▶ **WHAT THIS TASK INVOLVES**:
Transcribe the material in full, exactly as written.

▶ **EXERCISE INPUT**:
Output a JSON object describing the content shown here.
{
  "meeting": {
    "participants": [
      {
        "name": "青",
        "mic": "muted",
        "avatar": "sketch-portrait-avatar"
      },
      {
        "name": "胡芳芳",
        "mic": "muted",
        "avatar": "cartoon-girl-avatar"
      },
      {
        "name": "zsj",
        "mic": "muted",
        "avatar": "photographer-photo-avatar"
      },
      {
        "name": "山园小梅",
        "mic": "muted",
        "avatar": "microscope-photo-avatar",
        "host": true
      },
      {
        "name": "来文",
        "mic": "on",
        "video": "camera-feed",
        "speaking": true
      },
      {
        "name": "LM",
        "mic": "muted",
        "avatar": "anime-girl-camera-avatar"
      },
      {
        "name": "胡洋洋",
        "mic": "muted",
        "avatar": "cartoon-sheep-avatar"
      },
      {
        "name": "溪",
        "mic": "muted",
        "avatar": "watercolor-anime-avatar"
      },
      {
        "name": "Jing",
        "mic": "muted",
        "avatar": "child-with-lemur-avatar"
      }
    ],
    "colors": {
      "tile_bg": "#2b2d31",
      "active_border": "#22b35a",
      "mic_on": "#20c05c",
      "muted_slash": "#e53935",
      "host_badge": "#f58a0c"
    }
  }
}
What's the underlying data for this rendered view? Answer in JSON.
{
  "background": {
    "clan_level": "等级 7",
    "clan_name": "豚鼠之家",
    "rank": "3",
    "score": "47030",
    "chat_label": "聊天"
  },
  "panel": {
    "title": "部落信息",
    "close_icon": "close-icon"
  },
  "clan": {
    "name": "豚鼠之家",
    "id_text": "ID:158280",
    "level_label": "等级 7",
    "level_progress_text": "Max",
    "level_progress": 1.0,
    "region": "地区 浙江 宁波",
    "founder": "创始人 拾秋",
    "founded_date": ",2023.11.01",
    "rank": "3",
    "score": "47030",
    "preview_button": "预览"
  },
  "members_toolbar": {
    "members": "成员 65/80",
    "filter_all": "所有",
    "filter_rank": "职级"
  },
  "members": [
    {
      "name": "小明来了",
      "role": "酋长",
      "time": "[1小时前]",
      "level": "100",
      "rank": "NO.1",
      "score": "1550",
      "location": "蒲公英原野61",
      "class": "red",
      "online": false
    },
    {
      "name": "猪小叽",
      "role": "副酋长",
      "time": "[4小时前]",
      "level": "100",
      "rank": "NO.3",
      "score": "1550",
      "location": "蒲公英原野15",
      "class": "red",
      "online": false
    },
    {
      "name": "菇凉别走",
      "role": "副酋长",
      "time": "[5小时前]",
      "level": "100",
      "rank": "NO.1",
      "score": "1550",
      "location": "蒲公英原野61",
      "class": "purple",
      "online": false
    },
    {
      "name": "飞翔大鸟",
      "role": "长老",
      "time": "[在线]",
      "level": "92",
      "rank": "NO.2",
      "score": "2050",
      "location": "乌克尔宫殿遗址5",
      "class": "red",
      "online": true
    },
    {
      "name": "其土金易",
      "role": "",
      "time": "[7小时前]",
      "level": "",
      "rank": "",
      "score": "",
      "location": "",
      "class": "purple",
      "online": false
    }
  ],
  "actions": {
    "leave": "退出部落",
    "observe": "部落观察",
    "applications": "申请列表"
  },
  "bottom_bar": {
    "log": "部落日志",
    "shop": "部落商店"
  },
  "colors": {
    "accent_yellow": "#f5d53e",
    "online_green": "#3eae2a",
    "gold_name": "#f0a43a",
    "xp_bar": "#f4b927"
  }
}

▶ **CORRECT RESULT**:
Output a JSON object describing the content shown here.
{
  "meeting": {
    "participants": [
      {
        "name": "青",
        "mic": "muted",
        "avatar": "sketch-portrait-avatar"
      },
      {
        "name": "胡芳芳",
        "mic": "muted",
        "avatar": "cartoon-girl-avatar"
      },
      {
        "name": "zsj",
        "mic": "muted",
        "avatar": "photographer-photo-avatar"
      },
      {
        "name": "山园小梅",
        "mic": "muted",
        "avatar": "microscope-photo-avatar",
        "host": true
      },
      {
        "name": "来文",
        "mic": "on",
        "video": "camera-feed",
        "speaking": true
      },
      {
        "name": "LM",
        "mic": "muted",
        "avatar": "anime-girl-camera-avatar"
      },
      {
        "name": "胡洋洋",
        "mic": "muted",
        "avatar": "cartoon-sheep-avatar"
      },
      {
        "name": "溪",
        "mic": "muted",
        "avatar": "watercolor-anime-avatar"
      },
      {
        "name": "Jing",
        "mic": "muted",
        "avatar": "child-with-lemur-avatar"
      }
    ],
    "colors": {
      "tile_bg": "#2b2d31",
      "active_border": "#22b35a",
      "mic_on": "#20c05c",
      "muted_slash": "#e53935",
      "host_badge": "#f58a0c"
    }
  }
}
What's the underlying data for this rendered view? Answer in JSON.
{
  "background": {
    "clan_level": "等级 7",
    "clan_name": "豚鼠之家",
    "rank": "3",
    "score": "47030",
    "chat_label": "聊天"
  },
  "panel": {
    "title": "部落信息",
    "close_icon": "close-icon"
  },
  "clan": {
    "name": "豚鼠之家",
    "id_text": "ID:158280",
    "level_label": "等级 7",
    "level_progress_text": "Max",
    "level_progress": 1.0,
    "region": "地区 浙江 宁波",
    "founder": "创始人 拾秋",
    "founded_date": ",2023.11.01",
    "rank": "3",
    "score": "47030",
    "preview_button": "预览"
  },
  "members_toolbar": {
    "members": "成员 65/80",
    "filter_all": "所有",
    "filter_rank": "职级"
  },
  "members": [
    {
      "name": "小明来了",
      "role": "酋长",
      "time": "[1小时前]",
      "level": "100",
      "rank": "NO.1",
      "score": "1550",
      "location": "蒲公英原野61",
      "class": "red",
      "online": false
    },
    {
      "name": "猪小叽",
      "role": "副酋长",
      "time": "[4小时前]",
      "level": "100",
      "rank": "NO.3",
      "score": "1550",
      "location": "蒲公英原野15",
      "class": "red",
      "online": false
    },
    {
      "name": "菇凉别走",
      "role": "副酋长",
      "time": "[5小时前]",
      "level": "100",
      "rank": "NO.1",
      "score": "1550",
      "location": "蒲公英原野61",
      "class": "purple",
      "online": false
    },
    {
      "name": "飞翔大鸟",
      "role": "长老",
      "time": "[在线]",
      "level": "92",
      "rank": "NO.2",
      "score": "2050",
      "location": "乌克尔宫殿遗址5",
      "class": "red",
      "online": true
    },
    {
      "name": "其土金易",
      "role": "",
      "time": "[7小时前]",
      "level": "",
      "rank": "",
      "score": "",
      "location": "",
      "class": "purple",
      "online": false
    }
  ],
  "actions": {
    "leave": "退出部落",
    "observe": "部落观察",
    "applications": "申请列表"
  },
  "bottom_bar": {
    "log": "部落日志",
    "shop": "部落商店"
  },
  "colors": {
    "accent_yellow": "#f5d53e",
    "online_green": "#3eae2a",
    "gold_name": "#f0a43a",
    "xp_bar": "#f4b927"
  }
}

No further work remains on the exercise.